• [Description of the task]:
The entries below should be output exactly as written.

• [Given information]:
— Start —

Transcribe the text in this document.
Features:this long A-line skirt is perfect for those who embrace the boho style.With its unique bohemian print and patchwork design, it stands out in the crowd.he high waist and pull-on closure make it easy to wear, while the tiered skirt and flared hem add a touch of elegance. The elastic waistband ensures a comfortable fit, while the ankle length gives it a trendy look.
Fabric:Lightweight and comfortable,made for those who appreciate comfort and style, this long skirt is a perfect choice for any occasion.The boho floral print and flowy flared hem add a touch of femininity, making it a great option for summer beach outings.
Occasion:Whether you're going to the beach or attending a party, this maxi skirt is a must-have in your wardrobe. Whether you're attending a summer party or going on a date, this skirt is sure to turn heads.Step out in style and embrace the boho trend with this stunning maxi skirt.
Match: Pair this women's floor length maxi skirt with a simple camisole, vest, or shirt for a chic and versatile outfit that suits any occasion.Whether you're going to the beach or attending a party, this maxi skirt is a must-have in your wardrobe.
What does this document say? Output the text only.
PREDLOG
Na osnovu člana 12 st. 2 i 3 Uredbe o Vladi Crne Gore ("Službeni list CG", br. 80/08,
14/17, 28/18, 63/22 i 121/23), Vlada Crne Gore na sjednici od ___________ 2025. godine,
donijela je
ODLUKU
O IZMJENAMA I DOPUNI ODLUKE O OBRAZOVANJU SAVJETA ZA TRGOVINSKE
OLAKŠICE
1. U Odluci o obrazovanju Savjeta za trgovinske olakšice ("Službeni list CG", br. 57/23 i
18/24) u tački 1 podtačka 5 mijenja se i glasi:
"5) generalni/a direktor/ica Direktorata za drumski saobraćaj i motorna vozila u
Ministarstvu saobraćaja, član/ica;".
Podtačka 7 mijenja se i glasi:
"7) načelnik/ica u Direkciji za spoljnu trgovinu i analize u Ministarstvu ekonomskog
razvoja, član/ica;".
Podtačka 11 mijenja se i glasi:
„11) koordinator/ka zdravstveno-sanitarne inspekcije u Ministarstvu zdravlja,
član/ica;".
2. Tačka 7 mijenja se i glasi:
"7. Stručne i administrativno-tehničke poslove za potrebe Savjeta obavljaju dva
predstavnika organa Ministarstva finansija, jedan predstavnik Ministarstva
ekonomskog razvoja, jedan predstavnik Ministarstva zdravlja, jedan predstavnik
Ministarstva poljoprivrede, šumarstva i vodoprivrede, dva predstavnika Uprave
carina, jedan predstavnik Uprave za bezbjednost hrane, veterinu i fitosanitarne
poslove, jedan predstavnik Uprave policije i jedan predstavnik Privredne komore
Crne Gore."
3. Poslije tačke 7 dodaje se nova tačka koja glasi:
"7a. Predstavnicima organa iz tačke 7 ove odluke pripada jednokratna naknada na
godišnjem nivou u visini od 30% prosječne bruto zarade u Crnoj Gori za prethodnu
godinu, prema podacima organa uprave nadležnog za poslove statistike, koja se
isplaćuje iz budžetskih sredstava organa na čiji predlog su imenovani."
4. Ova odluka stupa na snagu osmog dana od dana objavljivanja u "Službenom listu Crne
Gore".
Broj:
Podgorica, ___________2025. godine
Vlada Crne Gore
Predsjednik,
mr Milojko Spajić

— End —

• [Output for this task]:
Transcribe the text in this document.
Features:this long A-line skirt is perfect for those who embrace the boho style.With its unique bohemian print and patchwork design, it stands out in the crowd.he high waist and pull-on closure make it easy to wear, while the tiered skirt and flared hem add a touch of elegance. The elastic waistband ensures a comfortable fit, while the ankle length gives it a trendy look.
Fabric:Lightweight and comfortable,made for those who appreciate comfort and style, this long skirt is a perfect choice for any occasion.The boho floral print and flowy flared hem add a touch of femininity, making it a great option for summer beach outings.
Occasion:Whether you're going to the beach or attending a party, this maxi skirt is a must-have in your wardrobe. Whether you're attending a summer party or going on a date, this skirt is sure to turn heads.Step out in style and embrace the boho trend with this stunning maxi skirt.
Match: Pair this women's floor length maxi skirt with a simple camisole, vest, or shirt for a chic and versatile outfit that suits any occasion.Whether you're going to the beach or attending a party, this maxi skirt is a must-have in your wardrobe.
What does this document say? Output the text only.
PREDLOG
Na osnovu člana 12 st. 2 i 3 Uredbe o Vladi Crne Gore ("Službeni list CG", br. 80/08,
14/17, 28/18, 63/22 i 121/23), Vlada Crne Gore na sjednici od ___________ 2025. godine,
donijela je
ODLUKU
O IZMJENAMA I DOPUNI ODLUKE O OBRAZOVANJU SAVJETA ZA TRGOVINSKE
OLAKŠICE
1. U Odluci o obrazovanju Savjeta za trgovinske olakšice ("Službeni list CG", br. 57/23 i
18/24) u tački 1 podtačka 5 mijenja se i glasi:
"5) generalni/a direktor/ica Direktorata za drumski saobraćaj i motorna vozila u
Ministarstvu saobraćaja, član/ica;".
Podtačka 7 mijenja se i glasi:
"7) načelnik/ica u Direkciji za spoljnu trgovinu i analize u Ministarstvu ekonomskog
razvoja, član/ica;".
Podtačka 11 mijenja se i glasi:
„11) koordinator/ka zdravstveno-sanitarne inspekcije u Ministarstvu zdravlja,
član/ica;".
2. Tačka 7 mijenja se i glasi:
"7. Stručne i administrativno-tehničke poslove za potrebe Savjeta obavljaju dva
predstavnika organa Ministarstva finansija, jedan predstavnik Ministarstva
ekonomskog razvoja, jedan predstavnik Ministarstva zdravlja, jedan predstavnik
Ministarstva poljoprivrede, šumarstva i vodoprivrede, dva predstavnika Uprave
carina, jedan predstavnik Uprave za bezbjednost hrane, veterinu i fitosanitarne
poslove, jedan predstavnik Uprave policije i jedan predstavnik Privredne komore
Crne Gore."
3. Poslije tačke 7 dodaje se nova tačka koja glasi:
"7a. Predstavnicima organa iz tačke 7 ove odluke pripada jednokratna naknada na
godišnjem nivou u visini od 30% prosječne bruto zarade u Crnoj Gori za prethodnu
godinu, prema podacima organa uprave nadležnog za poslove statistike, koja se
isplaćuje iz budžetskih sredstava organa na čiji predlog su imenovani."
4. Ova odluka stupa na snagu osmog dana od dana objavljivanja u "Službenom listu Crne
Gore".
Broj:
Podgorica, ___________2025. godine
Vlada Crne Gore
Predsjednik,
mr Milojko Spajić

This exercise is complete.